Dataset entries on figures
** Begin **
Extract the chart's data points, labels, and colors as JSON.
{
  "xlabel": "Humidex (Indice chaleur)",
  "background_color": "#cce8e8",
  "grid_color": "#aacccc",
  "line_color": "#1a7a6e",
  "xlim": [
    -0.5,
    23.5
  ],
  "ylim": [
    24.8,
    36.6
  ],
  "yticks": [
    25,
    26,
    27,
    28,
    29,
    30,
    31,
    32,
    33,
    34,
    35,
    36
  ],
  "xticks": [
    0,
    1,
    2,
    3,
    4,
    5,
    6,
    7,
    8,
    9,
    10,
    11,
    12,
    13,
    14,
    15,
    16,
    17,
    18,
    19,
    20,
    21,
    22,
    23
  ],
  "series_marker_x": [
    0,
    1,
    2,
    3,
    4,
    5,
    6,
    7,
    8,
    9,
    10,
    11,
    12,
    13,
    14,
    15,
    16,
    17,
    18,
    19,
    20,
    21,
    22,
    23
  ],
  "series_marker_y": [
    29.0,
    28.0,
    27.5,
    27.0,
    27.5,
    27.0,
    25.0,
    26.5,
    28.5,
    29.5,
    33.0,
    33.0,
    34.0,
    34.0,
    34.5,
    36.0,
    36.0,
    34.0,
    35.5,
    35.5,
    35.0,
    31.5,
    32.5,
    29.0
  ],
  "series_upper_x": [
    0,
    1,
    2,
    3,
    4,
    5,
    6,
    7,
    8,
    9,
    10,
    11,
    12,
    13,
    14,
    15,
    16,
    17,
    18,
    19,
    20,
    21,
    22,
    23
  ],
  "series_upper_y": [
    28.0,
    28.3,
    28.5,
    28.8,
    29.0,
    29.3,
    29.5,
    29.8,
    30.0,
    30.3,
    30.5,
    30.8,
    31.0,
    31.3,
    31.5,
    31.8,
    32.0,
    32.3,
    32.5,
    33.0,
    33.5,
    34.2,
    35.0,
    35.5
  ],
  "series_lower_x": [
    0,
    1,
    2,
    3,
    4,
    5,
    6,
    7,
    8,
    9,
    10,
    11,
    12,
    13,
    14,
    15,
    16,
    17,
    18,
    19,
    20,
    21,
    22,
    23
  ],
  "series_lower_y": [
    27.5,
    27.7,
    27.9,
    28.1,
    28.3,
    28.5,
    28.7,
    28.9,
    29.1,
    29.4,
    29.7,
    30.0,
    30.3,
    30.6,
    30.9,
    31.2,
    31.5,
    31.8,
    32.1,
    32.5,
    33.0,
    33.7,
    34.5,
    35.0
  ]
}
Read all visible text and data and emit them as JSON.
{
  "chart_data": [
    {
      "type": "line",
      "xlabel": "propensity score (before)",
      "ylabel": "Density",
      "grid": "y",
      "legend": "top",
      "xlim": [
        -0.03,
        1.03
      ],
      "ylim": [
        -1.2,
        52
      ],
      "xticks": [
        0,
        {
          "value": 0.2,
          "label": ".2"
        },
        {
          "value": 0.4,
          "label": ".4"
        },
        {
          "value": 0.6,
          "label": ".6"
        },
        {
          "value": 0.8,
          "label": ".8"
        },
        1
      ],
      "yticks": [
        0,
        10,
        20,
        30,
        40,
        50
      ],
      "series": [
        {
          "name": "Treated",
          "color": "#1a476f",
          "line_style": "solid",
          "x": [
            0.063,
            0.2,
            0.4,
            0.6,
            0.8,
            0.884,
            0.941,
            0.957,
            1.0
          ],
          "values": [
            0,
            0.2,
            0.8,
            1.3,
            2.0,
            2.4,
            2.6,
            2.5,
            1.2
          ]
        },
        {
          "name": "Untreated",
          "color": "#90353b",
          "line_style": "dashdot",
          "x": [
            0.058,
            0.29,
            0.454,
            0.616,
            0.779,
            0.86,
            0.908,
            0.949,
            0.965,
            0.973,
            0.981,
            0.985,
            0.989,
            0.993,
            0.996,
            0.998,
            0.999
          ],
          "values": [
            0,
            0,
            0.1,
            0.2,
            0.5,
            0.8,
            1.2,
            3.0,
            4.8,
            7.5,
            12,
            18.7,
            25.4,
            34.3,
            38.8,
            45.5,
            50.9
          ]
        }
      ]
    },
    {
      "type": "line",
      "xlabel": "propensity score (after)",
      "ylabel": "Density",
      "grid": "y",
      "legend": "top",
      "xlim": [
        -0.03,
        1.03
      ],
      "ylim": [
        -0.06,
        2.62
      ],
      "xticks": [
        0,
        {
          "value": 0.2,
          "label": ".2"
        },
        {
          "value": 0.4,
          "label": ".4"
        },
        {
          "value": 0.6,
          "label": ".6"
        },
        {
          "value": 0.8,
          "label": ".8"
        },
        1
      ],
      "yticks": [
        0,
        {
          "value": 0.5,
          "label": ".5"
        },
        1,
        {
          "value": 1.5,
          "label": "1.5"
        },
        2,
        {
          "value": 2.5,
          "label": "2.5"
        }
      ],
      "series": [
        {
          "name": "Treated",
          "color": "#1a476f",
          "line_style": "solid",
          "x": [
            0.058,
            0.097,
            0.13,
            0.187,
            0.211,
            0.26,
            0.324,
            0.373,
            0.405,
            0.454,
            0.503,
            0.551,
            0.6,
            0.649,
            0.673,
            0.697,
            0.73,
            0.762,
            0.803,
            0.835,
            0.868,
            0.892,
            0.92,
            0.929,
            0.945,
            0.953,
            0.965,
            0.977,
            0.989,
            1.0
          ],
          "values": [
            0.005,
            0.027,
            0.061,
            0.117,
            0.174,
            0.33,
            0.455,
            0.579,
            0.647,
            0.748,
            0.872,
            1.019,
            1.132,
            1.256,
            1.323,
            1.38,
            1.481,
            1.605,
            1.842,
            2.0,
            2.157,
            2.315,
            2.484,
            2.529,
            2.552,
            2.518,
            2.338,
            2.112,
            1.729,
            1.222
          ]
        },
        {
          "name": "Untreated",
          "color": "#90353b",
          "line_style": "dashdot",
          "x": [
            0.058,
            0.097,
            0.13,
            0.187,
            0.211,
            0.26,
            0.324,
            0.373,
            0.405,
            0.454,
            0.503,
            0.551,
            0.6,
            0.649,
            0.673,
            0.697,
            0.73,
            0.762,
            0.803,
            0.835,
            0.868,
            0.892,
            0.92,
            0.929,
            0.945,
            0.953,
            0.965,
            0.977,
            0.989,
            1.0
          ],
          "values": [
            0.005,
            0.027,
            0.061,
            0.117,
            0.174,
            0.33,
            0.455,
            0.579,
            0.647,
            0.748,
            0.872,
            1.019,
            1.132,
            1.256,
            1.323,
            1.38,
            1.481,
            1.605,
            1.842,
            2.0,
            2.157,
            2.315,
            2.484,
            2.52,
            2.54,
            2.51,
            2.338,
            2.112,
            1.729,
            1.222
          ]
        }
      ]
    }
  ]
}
** End **
Report the count of lines in the entries that contain the string "score", and nothing besides it.

_CORRECT ANSWER_.
2